▸ ACTIONS TO TAKE:
a) Which areas for buyers of affordable family-hauling does the Trax review say the vehicle lands big ticks in? List every one.
b) Answer each question from the Trax review, giving each answer on its own line with the same label:
(i) What is the price of the LS automatic variant?
(ii) Which vehicle's platform is the Trax based on, and what is that platform called?
(iii) What does the Trax share with its Opel Mokka twin?
c) Can you continue the Trax review from the point where it stops?
─── DOCUMENT SECTION
Initial impressions are that the Trax lands big ticks in the most crucial areas for buyers of affordable family-hauling: pricing, value for money, design, new-school technology (at least in the touch-feely infotainment department) and perceived utility.
The range kick-off of $23,490 for the LS manual variant – LS automatic is $25,690, range-topping LTZ is $27,990 – is so sharp that it’s easy to write the Trax off as cheap-yet-cheerless motoring. Far from it.
The Trax’s exterior design strikes a real sweet spot. It looks larger than you’d expect a vehicle based off the Barina’s 'Gamma' platform. It’s better resolved and more sweetly proportioned in the metal than it does in pictures. Crucially, size-wise, it’s big enough for that requisite on-road SUV swagger yet small enough to avoid intimidation when tackling ultra-tight parking spaces.
It foregoes its Opel Mokka twin’s cutesier look (with which it only shares its front doors) and has adopted more masculine Chevrolet design (which only differs from the Holden in front grille and bar styling). The look neatly avoids any negative age or gender centricity.
──────
─── LISTING
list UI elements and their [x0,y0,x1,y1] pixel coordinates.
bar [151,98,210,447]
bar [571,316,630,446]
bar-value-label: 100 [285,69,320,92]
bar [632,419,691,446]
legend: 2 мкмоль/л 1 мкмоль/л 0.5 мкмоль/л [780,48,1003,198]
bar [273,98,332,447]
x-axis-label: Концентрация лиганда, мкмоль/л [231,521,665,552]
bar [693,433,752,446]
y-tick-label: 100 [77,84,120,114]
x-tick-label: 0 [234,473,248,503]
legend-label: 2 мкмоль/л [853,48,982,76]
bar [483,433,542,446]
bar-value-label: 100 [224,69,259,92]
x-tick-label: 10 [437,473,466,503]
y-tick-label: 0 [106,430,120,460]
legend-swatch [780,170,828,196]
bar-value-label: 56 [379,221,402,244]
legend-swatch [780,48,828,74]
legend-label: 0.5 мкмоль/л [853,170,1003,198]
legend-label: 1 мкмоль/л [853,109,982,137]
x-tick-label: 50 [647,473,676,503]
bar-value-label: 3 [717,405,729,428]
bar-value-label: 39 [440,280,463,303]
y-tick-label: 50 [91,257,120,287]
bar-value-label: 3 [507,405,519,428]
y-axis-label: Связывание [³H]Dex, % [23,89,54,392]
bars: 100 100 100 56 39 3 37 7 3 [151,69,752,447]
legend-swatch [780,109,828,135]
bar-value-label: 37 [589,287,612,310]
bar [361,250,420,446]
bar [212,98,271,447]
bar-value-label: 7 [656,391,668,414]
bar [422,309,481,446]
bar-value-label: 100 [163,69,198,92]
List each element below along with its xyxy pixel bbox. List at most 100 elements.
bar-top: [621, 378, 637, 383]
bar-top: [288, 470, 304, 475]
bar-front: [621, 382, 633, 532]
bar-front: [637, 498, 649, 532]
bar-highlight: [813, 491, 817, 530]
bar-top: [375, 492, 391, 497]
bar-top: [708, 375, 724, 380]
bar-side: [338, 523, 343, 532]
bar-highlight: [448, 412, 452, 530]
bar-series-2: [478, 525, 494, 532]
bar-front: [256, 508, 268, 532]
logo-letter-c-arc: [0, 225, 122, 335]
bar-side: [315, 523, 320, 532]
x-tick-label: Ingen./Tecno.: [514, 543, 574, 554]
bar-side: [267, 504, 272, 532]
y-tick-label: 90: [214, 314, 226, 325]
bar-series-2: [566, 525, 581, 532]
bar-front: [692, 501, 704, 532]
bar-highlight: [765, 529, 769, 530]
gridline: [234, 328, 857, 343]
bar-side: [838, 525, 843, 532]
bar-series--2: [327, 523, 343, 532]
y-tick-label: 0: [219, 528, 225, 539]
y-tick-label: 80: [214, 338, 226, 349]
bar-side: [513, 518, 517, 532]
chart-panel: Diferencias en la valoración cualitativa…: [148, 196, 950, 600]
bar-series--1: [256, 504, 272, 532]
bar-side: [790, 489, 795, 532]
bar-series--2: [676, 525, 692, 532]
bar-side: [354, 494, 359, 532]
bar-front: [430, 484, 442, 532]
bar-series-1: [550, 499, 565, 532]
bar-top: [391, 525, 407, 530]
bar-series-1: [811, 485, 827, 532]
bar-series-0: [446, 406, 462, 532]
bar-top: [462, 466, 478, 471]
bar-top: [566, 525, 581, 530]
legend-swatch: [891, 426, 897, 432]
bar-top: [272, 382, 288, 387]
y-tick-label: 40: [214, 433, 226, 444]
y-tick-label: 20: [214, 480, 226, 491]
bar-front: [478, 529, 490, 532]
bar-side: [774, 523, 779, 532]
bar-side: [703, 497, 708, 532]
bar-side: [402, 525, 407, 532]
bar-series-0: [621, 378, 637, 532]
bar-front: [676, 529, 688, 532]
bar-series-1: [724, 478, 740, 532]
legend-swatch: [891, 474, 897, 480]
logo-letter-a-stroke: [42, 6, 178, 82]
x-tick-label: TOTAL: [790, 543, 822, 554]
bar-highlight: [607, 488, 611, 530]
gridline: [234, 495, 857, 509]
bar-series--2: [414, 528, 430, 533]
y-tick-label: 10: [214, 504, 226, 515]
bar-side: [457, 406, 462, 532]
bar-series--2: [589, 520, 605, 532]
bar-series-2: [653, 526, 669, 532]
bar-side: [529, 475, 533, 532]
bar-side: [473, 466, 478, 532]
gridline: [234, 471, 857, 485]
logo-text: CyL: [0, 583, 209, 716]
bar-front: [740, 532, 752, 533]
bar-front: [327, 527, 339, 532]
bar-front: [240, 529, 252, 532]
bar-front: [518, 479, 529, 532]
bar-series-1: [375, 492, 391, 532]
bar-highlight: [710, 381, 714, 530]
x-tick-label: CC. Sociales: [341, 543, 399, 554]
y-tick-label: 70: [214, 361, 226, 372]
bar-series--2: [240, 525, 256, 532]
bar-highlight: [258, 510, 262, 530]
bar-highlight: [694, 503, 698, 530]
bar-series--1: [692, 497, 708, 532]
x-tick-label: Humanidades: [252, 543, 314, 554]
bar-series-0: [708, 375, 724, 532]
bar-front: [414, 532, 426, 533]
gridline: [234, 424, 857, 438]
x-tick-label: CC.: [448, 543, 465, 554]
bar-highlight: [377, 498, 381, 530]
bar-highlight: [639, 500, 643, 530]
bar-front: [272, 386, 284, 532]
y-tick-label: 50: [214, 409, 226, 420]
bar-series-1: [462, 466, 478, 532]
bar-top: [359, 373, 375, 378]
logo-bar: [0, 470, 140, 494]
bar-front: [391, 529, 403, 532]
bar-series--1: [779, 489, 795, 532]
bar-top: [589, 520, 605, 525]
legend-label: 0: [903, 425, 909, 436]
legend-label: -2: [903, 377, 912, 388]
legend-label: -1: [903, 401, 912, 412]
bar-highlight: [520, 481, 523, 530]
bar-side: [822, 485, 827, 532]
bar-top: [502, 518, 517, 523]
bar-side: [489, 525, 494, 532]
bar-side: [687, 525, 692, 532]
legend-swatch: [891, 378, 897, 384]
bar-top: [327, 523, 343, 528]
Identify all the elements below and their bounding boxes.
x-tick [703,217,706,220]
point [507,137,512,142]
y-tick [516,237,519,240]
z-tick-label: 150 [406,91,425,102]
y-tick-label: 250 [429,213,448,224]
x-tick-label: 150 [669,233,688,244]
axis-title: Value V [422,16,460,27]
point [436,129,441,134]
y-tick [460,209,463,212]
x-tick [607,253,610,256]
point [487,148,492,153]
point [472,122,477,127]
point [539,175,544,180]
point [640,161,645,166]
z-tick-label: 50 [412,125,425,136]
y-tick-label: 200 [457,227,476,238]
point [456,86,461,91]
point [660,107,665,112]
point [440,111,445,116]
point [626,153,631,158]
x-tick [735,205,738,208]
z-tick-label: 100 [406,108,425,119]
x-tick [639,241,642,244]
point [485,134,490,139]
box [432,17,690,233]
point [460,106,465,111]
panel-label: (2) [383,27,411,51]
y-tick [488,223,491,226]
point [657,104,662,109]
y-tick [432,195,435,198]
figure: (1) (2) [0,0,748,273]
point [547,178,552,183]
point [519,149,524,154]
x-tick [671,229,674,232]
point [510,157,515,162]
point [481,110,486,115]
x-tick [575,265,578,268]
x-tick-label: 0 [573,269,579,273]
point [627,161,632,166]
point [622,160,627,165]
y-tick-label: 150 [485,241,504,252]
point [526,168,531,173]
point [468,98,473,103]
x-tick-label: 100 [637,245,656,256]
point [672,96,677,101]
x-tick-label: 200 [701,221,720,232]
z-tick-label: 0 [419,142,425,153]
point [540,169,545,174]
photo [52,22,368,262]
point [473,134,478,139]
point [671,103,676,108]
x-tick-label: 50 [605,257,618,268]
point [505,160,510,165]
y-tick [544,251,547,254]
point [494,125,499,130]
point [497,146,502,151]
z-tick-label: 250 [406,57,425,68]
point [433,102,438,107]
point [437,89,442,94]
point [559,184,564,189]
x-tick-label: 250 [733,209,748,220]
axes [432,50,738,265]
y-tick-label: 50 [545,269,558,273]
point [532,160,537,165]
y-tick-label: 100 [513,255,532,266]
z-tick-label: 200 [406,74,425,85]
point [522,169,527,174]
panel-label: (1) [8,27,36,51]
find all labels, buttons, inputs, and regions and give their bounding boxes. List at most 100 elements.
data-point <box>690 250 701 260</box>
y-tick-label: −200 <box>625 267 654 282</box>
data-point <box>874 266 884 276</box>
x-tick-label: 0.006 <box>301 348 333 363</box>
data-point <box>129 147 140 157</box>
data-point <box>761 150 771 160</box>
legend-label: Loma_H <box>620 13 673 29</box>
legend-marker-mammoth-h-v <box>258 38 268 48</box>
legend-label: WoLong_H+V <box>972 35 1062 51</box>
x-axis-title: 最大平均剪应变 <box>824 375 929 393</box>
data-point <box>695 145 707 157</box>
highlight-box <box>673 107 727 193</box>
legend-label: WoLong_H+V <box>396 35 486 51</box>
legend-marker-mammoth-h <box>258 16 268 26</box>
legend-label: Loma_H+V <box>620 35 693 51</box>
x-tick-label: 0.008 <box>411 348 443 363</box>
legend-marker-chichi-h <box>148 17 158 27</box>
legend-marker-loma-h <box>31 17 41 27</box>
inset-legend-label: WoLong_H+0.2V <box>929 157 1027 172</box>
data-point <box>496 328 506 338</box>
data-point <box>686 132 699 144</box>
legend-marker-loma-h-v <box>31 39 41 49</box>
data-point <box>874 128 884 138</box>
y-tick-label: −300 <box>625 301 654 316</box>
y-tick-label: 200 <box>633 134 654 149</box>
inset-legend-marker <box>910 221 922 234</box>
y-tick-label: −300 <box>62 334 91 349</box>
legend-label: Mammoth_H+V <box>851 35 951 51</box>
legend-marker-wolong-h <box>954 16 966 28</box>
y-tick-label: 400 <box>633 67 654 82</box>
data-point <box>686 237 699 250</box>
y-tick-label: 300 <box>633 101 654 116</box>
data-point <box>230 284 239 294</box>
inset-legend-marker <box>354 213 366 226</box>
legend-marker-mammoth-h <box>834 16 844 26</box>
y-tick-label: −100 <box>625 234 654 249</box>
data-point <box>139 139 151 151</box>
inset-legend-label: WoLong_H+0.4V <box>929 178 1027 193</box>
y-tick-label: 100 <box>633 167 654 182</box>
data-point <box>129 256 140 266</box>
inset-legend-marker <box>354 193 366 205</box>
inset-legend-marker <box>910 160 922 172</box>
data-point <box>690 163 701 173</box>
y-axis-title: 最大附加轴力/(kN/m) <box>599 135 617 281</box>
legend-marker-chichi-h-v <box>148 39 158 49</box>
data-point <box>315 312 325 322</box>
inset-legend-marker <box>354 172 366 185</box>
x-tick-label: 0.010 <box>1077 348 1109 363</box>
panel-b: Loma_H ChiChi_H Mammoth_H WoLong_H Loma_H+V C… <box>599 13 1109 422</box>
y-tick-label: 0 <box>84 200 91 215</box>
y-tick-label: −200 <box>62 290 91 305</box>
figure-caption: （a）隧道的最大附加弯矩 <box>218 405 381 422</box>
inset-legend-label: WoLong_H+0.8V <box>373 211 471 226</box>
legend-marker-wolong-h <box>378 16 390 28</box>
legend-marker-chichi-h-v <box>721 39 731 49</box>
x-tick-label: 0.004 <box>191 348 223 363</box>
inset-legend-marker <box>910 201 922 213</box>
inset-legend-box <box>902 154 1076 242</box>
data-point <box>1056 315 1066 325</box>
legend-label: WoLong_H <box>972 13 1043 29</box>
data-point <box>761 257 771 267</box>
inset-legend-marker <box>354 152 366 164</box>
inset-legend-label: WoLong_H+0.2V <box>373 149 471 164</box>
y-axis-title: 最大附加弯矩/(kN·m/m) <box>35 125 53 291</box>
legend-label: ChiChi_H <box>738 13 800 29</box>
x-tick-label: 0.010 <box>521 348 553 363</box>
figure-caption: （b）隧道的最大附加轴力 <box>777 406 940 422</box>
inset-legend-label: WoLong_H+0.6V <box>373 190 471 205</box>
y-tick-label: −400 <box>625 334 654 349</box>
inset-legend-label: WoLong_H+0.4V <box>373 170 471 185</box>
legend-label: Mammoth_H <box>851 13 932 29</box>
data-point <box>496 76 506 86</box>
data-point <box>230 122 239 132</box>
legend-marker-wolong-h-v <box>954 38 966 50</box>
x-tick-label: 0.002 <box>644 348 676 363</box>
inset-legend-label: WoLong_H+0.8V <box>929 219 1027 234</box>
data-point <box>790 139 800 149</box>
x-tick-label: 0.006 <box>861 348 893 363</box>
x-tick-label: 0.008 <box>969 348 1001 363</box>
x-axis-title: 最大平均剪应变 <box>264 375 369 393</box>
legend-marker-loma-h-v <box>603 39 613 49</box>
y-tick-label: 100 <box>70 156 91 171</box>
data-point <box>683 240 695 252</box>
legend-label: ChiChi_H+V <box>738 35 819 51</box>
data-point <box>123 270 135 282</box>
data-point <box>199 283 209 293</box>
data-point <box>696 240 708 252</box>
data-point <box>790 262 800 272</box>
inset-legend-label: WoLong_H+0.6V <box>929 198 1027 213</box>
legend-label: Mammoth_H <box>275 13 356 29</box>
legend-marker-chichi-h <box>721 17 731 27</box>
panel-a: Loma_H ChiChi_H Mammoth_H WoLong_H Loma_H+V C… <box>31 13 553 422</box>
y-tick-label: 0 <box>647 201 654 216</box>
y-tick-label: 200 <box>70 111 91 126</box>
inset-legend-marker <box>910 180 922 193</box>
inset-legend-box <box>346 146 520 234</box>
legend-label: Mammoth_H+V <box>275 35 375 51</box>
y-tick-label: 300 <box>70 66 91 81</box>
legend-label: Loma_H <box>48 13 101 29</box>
──────
▸ EXPECTED OUTPUTS:
a)
- Pricing
- Value for money
- Design
- New-school technology (at least in the touch-feely infotainment department)
- Perceived utility

b)
(i) $25,690
(ii) The Barina's, called the 'Gamma' platform
(iii) Only its front doors

c)
Inside, there’s ample overall headroom and second-row knee room to accommodate four large adults with genuine comfort, though limited cabin width makes fife adults a real stretch of the friendship.
The seating, too, is as supportive as it is comfortable, with cloth trim in the LS and nicely supple Sportec synthetic leather in the LTZ. The front seats, located some 160mm higher that a those in a Cruze, provide the all-important captain’s chair vibe SUV-alike buyers desire.
Design- and material-wise, it presents well. Holden name-checks Steve Jobs – he of Apple fame – with a trend towards a more minimalist approach to the user interface. The perception, at least, is that much of the car’s conveniences and functionality are accessed via the standard-fitment seven-inch touchscreen, and that the only other separate controls necessary are those for the basic air-con (there’s no proper climate control, even on the LTZ pictured below).
The MyLink system display has a rich look – superior to many big-dollar prestige cars, in fact – and straightforward interface for accesses audio, Bluetooth and a host of smartphone (iOS and Android compatible) app-driven features such as Pandora, Tunein, BringoGo sat-nav and Stitcher. There’s no CD player – a deal-breaker, perhaps, for some – though a handy 240-volt/150-watt power outlet is fitted at the rear of the centre console.
Less successful is the instrument cluster – a modern-look analogue tachometer unhappily mated to a clunky, 1980s-look digital display used for speed and other readout information.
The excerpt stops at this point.